_Exercise description_
Write out the entries below once more, exactly.

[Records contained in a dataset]
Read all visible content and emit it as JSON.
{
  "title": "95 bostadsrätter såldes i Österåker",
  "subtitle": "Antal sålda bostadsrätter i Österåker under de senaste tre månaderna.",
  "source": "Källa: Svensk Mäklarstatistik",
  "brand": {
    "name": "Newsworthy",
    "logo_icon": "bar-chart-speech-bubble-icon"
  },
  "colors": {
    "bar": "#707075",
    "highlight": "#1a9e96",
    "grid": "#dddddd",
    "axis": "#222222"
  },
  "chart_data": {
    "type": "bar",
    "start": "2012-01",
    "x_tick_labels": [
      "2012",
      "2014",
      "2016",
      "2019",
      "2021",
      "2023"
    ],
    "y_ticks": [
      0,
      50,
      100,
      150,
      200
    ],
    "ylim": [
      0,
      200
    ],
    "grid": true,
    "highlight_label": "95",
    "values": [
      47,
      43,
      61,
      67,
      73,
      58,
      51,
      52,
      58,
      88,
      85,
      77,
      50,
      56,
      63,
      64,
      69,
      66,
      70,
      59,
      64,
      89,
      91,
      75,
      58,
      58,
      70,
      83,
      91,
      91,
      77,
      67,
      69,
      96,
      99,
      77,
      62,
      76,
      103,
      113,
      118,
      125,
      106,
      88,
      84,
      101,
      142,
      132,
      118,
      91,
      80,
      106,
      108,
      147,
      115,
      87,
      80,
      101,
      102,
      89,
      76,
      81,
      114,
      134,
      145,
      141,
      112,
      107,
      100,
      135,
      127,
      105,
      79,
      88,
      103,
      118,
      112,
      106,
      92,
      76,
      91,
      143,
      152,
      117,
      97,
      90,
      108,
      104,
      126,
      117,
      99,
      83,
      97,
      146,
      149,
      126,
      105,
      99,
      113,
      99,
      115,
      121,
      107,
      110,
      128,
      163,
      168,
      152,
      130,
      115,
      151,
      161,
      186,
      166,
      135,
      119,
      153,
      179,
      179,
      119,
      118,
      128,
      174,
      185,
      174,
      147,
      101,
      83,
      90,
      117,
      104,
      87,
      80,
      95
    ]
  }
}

_The solution_
Read all visible content and emit it as JSON.
{
  "title": "95 bostadsrätter såldes i Österåker",
  "subtitle": "Antal sålda bostadsrätter i Österåker under de senaste tre månaderna.",
  "source": "Källa: Svensk Mäklarstatistik",
  "brand": {
    "name": "Newsworthy",
    "logo_icon": "bar-chart-speech-bubble-icon"
  },
  "colors": {
    "bar": "#707075",
    "highlight": "#1a9e96",
    "grid": "#dddddd",
    "axis": "#222222"
  },
  "chart_data": {
    "type": "bar",
    "start": "2012-01",
    "x_tick_labels": [
      "2012",
      "2014",
      "2016",
      "2019",
      "2021",
      "2023"
    ],
    "y_ticks": [
      0,
      50,
      100,
      150,
      200
    ],
    "ylim": [
      0,
      200
    ],
    "grid": true,
    "highlight_label": "95",
    "values": [
      47,
      43,
      61,
      67,
      73,
      58,
      51,
      52,
      58,
      88,
      85,
      77,
      50,
      56,
      63,
      64,
      69,
      66,
      70,
      59,
      64,
      89,
      91,
      75,
      58,
      58,
      70,
      83,
      91,
      91,
      77,
      67,
      69,
      96,
      99,
      77,
      62,
      76,
      103,
      113,
      118,
      125,
      106,
      88,
      84,
      101,
      142,
      132,
      118,
      91,
      80,
      106,
      108,
      147,
      115,
      87,
      80,
      101,
      102,
      89,
      76,
      81,
      114,
      134,
      145,
      141,
      112,
      107,
      100,
      135,
      127,
      105,
      79,
      88,
      103,
      118,
      112,
      106,
      92,
      76,
      91,
      143,
      152,
      117,
      97,
      90,
      108,
      104,
      126,
      117,
      99,
      83,
      97,
      146,
      149,
      126,
      105,
      99,
      113,
      99,
      115,
      121,
      107,
      110,
      128,
      163,
      168,
      152,
      130,
      115,
      151,
      161,
      186,
      166,
      135,
      119,
      153,
      179,
      179,
      119,
      118,
      128,
      174,
      185,
      174,
      147,
      101,
      83,
      90,
      117,
      104,
      87,
      80,
      95
    ]
  }
}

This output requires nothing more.